Please repeat all of the lines that follow, exactly as written.

(Entries taken from a collection)
---

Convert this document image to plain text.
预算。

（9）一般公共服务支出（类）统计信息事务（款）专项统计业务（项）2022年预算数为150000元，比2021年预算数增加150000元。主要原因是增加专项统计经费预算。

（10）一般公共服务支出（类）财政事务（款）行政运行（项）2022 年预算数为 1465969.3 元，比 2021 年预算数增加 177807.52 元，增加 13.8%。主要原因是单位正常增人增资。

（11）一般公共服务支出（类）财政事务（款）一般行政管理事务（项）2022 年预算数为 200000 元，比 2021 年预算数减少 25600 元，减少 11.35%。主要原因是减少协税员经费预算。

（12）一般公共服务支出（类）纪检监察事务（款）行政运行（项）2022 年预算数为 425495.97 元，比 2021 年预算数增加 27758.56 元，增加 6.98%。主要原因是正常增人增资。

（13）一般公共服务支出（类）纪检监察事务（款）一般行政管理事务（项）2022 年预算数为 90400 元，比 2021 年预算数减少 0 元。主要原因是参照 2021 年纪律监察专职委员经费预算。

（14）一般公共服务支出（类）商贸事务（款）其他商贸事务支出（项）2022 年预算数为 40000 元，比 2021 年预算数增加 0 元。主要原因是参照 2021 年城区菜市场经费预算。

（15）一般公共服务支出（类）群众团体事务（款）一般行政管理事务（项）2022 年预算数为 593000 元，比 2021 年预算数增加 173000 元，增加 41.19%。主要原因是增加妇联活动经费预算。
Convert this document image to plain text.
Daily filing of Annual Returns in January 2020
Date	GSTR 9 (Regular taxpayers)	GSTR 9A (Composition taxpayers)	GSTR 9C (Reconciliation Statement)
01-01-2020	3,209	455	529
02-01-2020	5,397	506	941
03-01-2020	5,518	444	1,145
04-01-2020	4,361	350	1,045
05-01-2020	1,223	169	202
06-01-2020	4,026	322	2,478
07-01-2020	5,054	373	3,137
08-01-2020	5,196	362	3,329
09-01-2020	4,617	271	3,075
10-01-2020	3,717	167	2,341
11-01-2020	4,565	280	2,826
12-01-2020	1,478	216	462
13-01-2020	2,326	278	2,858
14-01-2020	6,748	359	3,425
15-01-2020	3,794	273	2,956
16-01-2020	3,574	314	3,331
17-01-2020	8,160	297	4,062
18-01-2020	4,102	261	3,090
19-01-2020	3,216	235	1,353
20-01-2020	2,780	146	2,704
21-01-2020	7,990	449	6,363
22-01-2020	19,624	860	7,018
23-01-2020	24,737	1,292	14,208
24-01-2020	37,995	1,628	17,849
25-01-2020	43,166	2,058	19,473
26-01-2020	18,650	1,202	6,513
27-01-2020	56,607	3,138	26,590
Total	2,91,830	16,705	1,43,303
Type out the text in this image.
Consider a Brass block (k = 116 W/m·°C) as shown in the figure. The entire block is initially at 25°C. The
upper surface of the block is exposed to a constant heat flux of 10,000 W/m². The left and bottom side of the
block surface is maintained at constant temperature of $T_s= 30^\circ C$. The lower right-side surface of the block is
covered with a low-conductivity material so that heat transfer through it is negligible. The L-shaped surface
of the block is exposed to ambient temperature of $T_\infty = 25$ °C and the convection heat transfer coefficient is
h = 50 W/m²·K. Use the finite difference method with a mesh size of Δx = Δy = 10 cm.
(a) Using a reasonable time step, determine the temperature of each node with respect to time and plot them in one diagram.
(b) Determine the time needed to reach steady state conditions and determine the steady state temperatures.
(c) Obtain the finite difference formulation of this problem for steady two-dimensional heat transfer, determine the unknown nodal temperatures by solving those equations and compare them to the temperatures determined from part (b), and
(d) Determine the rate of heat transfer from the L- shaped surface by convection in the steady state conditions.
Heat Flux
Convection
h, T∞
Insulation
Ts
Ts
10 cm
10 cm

---

Task output -
Convert this document image to plain text.
预算。

（9）一般公共服务支出（类）统计信息事务（款）专项统计业务（项）2022年预算数为150000元，比2021年预算数增加150000元。主要原因是增加专项统计经费预算。

（10）一般公共服务支出（类）财政事务（款）行政运行（项）2022 年预算数为 1465969.3 元，比 2021 年预算数增加 177807.52 元，增加 13.8%。主要原因是单位正常增人增资。

（11）一般公共服务支出（类）财政事务（款）一般行政管理事务（项）2022 年预算数为 200000 元，比 2021 年预算数减少 25600 元，减少 11.35%。主要原因是减少协税员经费预算。

（12）一般公共服务支出（类）纪检监察事务（款）行政运行（项）2022 年预算数为 425495.97 元，比 2021 年预算数增加 27758.56 元，增加 6.98%。主要原因是正常增人增资。

（13）一般公共服务支出（类）纪检监察事务（款）一般行政管理事务（项）2022 年预算数为 90400 元，比 2021 年预算数减少 0 元。主要原因是参照 2021 年纪律监察专职委员经费预算。

（14）一般公共服务支出（类）商贸事务（款）其他商贸事务支出（项）2022 年预算数为 40000 元，比 2021 年预算数增加 0 元。主要原因是参照 2021 年城区菜市场经费预算。

（15）一般公共服务支出（类）群众团体事务（款）一般行政管理事务（项）2022 年预算数为 593000 元，比 2021 年预算数增加 173000 元，增加 41.19%。主要原因是增加妇联活动经费预算。
Convert this document image to plain text.
Daily filing of Annual Returns in January 2020
Date	GSTR 9 (Regular taxpayers)	GSTR 9A (Composition taxpayers)	GSTR 9C (Reconciliation Statement)
01-01-2020	3,209	455	529
02-01-2020	5,397	506	941
03-01-2020	5,518	444	1,145
04-01-2020	4,361	350	1,045
05-01-2020	1,223	169	202
06-01-2020	4,026	322	2,478
07-01-2020	5,054	373	3,137
08-01-2020	5,196	362	3,329
09-01-2020	4,617	271	3,075
10-01-2020	3,717	167	2,341
11-01-2020	4,565	280	2,826
12-01-2020	1,478	216	462
13-01-2020	2,326	278	2,858
14-01-2020	6,748	359	3,425
15-01-2020	3,794	273	2,956
16-01-2020	3,574	314	3,331
17-01-2020	8,160	297	4,062
18-01-2020	4,102	261	3,090
19-01-2020	3,216	235	1,353
20-01-2020	2,780	146	2,704
21-01-2020	7,990	449	6,363
22-01-2020	19,624	860	7,018
23-01-2020	24,737	1,292	14,208
24-01-2020	37,995	1,628	17,849
25-01-2020	43,166	2,058	19,473
26-01-2020	18,650	1,202	6,513
27-01-2020	56,607	3,138	26,590
Total	2,91,830	16,705	1,43,303
Type out the text in this image.
Consider a Brass block (k = 116 W/m·°C) as shown in the figure. The entire block is initially at 25°C. The
upper surface of the block is exposed to a constant heat flux of 10,000 W/m². The left and bottom side of the
block surface is maintained at constant temperature of $T_s= 30^\circ C$. The lower right-side surface of the block is
covered with a low-conductivity material so that heat transfer through it is negligible. The L-shaped surface
of the block is exposed to ambient temperature of $T_\infty = 25$ °C and the convection heat transfer coefficient is
h = 50 W/m²·K. Use the finite difference method with a mesh size of Δx = Δy = 10 cm.
(a) Using a reasonable time step, determine the temperature of each node with respect to time and plot them in one diagram.
(b) Determine the time needed to reach steady state conditions and determine the steady state temperatures.
(c) Obtain the finite difference formulation of this problem for steady two-dimensional heat transfer, determine the unknown nodal temperatures by solving those equations and compare them to the temperatures determined from part (b), and
(d) Determine the rate of heat transfer from the L- shaped surface by convection in the steady state conditions.
Heat Flux
Convection
h, T∞
Insulation
Ts
Ts
10 cm
10 cm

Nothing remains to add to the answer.